* _What is needed_
Copy all lines in which the word "Animal" can be found.

— begin Data for this exercise —

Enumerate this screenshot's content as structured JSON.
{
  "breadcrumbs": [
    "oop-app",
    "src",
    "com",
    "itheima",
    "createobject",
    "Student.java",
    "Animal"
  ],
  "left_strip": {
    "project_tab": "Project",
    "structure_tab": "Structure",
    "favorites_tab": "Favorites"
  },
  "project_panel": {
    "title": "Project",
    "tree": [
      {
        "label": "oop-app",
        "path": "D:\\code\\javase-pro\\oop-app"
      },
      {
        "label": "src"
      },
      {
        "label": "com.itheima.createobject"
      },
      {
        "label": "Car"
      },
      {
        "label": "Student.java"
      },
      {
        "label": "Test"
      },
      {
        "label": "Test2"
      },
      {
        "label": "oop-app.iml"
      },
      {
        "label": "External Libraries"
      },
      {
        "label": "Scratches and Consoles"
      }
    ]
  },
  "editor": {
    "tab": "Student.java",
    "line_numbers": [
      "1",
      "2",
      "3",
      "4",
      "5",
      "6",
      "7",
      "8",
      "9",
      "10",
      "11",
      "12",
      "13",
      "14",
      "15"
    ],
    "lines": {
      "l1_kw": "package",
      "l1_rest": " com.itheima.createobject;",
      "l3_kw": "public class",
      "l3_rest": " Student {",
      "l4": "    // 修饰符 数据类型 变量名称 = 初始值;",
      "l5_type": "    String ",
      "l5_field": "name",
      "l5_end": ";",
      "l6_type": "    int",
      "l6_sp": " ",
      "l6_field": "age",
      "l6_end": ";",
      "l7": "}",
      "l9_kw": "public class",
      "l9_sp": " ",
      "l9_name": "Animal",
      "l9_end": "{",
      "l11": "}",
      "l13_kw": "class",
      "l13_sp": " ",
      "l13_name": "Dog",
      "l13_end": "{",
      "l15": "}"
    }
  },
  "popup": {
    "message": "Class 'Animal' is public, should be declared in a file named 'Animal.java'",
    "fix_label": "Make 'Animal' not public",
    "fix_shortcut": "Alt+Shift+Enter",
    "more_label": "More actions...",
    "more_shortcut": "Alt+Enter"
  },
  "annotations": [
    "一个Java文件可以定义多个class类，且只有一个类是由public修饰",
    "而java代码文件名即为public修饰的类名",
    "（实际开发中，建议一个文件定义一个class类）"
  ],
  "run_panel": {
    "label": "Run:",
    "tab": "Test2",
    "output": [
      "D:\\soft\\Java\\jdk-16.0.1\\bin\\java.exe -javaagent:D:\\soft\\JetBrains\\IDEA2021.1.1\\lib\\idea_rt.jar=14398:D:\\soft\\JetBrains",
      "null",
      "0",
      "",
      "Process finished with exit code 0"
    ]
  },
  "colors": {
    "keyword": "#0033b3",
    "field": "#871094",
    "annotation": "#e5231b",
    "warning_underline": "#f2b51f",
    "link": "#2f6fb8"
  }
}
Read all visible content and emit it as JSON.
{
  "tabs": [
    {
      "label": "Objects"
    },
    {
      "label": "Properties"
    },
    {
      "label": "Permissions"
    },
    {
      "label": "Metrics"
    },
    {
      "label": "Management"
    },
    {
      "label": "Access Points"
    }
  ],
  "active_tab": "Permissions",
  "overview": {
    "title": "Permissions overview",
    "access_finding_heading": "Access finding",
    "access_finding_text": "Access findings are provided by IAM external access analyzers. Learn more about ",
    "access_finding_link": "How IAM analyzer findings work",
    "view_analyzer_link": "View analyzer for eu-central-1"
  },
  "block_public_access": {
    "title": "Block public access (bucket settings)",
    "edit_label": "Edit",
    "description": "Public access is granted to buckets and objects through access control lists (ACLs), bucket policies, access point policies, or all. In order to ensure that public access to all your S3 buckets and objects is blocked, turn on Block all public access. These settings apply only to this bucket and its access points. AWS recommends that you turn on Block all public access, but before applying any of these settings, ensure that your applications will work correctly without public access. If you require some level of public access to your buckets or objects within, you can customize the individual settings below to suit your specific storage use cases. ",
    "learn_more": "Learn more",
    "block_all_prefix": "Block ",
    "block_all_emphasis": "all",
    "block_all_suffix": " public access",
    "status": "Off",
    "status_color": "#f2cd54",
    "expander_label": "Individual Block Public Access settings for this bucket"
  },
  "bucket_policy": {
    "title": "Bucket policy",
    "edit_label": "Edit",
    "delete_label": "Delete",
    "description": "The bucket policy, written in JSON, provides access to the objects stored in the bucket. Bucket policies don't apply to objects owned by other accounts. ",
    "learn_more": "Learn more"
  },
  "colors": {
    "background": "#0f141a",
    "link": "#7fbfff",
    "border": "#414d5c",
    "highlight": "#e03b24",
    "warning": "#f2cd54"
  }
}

— end Data for this exercise —

* _Result_
    "Animal"
      "l9_name": "Animal",
    "message": "Class 'Animal' is public, should be declared in a file named 'Animal.java'",
    "fix_label": "Make 'Animal' not public",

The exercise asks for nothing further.